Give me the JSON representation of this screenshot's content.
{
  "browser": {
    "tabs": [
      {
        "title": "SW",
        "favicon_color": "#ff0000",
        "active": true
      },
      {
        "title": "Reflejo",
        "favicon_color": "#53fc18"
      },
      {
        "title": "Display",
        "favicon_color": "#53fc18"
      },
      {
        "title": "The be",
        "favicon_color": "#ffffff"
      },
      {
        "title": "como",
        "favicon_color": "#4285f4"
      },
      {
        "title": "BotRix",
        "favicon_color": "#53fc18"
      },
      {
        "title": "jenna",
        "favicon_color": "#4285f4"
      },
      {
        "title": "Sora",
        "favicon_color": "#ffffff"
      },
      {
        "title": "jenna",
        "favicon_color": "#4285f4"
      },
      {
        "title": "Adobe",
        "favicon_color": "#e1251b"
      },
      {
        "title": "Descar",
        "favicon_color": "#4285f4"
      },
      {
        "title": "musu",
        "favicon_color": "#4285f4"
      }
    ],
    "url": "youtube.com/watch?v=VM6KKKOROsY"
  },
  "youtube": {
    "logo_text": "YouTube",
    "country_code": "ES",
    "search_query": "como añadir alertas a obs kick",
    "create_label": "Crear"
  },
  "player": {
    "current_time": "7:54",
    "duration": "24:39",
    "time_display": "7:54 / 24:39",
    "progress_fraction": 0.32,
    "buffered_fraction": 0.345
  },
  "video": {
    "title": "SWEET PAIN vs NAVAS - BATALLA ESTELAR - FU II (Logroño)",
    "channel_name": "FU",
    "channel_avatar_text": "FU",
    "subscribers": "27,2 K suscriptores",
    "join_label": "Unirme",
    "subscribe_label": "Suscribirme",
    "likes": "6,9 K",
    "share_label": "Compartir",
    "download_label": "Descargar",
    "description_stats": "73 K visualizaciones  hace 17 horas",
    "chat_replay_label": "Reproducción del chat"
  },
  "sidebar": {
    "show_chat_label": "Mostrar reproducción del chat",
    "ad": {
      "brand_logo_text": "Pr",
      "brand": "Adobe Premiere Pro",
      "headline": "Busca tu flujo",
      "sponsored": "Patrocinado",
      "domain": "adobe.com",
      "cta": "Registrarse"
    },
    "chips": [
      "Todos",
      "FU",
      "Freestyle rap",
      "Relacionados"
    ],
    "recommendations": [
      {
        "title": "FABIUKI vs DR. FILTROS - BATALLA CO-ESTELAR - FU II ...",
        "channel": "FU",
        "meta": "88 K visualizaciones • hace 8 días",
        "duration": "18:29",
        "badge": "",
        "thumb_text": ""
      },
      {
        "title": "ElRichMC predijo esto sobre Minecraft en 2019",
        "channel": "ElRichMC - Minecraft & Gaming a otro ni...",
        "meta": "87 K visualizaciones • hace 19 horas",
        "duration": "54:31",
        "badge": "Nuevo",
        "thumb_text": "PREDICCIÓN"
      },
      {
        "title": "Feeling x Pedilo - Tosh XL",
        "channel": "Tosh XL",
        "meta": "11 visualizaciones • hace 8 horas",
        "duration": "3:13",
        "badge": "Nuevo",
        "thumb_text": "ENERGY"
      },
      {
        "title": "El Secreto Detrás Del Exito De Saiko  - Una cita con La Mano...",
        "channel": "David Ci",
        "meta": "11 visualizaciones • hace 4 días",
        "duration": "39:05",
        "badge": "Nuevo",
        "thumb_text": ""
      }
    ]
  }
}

■ **Task statement**
Repeat every line of the records above exactly.

■ **Finished answer**
Give me the JSON representation of this screenshot's content.
{
  "browser": {
    "tabs": [
      {
        "title": "SW",
        "favicon_color": "#ff0000",
        "active": true
      },
      {
        "title": "Reflejo",
        "favicon_color": "#53fc18"
      },
      {
        "title": "Display",
        "favicon_color": "#53fc18"
      },
      {
        "title": "The be",
        "favicon_color": "#ffffff"
      },
      {
        "title": "como",
        "favicon_color": "#4285f4"
      },
      {
        "title": "BotRix",
        "favicon_color": "#53fc18"
      },
      {
        "title": "jenna",
        "favicon_color": "#4285f4"
      },
      {
        "title": "Sora",
        "favicon_color": "#ffffff"
      },
      {
        "title": "jenna",
        "favicon_color": "#4285f4"
      },
      {
        "title": "Adobe",
        "favicon_color": "#e1251b"
      },
      {
        "title": "Descar",
        "favicon_color": "#4285f4"
      },
      {
        "title": "musu",
        "favicon_color": "#4285f4"
      }
    ],
    "url": "youtube.com/watch?v=VM6KKKOROsY"
  },
  "youtube": {
    "logo_text": "YouTube",
    "country_code": "ES",
    "search_query": "como añadir alertas a obs kick",
    "create_label": "Crear"
  },
  "player": {
    "current_time": "7:54",
    "duration": "24:39",
    "time_display": "7:54 / 24:39",
    "progress_fraction": 0.32,
    "buffered_fraction": 0.345
  },
  "video": {
    "title": "SWEET PAIN vs NAVAS - BATALLA ESTELAR - FU II (Logroño)",
    "channel_name": "FU",
    "channel_avatar_text": "FU",
    "subscribers": "27,2 K suscriptores",
    "join_label": "Unirme",
    "subscribe_label": "Suscribirme",
    "likes": "6,9 K",
    "share_label": "Compartir",
    "download_label": "Descargar",
    "description_stats": "73 K visualizaciones  hace 17 horas",
    "chat_replay_label": "Reproducción del chat"
  },
  "sidebar": {
    "show_chat_label": "Mostrar reproducción del chat",
    "ad": {
      "brand_logo_text": "Pr",
      "brand": "Adobe Premiere Pro",
      "headline": "Busca tu flujo",
      "sponsored": "Patrocinado",
      "domain": "adobe.com",
      "cta": "Registrarse"
    },
    "chips": [
      "Todos",
      "FU",
      "Freestyle rap",
      "Relacionados"
    ],
    "recommendations": [
      {
        "title": "FABIUKI vs DR. FILTROS - BATALLA CO-ESTELAR - FU II ...",
        "channel": "FU",
        "meta": "88 K visualizaciones • hace 8 días",
        "duration": "18:29",
        "badge": "",
        "thumb_text": ""
      },
      {
        "title": "ElRichMC predijo esto sobre Minecraft en 2019",
        "channel": "ElRichMC - Minecraft & Gaming a otro ni...",
        "meta": "87 K visualizaciones • hace 19 horas",
        "duration": "54:31",
        "badge": "Nuevo",
        "thumb_text": "PREDICCIÓN"
      },
      {
        "title": "Feeling x Pedilo - Tosh XL",
        "channel": "Tosh XL",
        "meta": "11 visualizaciones • hace 8 horas",
        "duration": "3:13",
        "badge": "Nuevo",
        "thumb_text": "ENERGY"
      },
      {
        "title": "El Secreto Detrás Del Exito De Saiko  - Una cita con La Mano...",
        "channel": "David Ci",
        "meta": "11 visualizaciones • hace 4 días",
        "duration": "39:05",
        "badge": "Nuevo",
        "thumb_text": ""
      }
    ]
  }
}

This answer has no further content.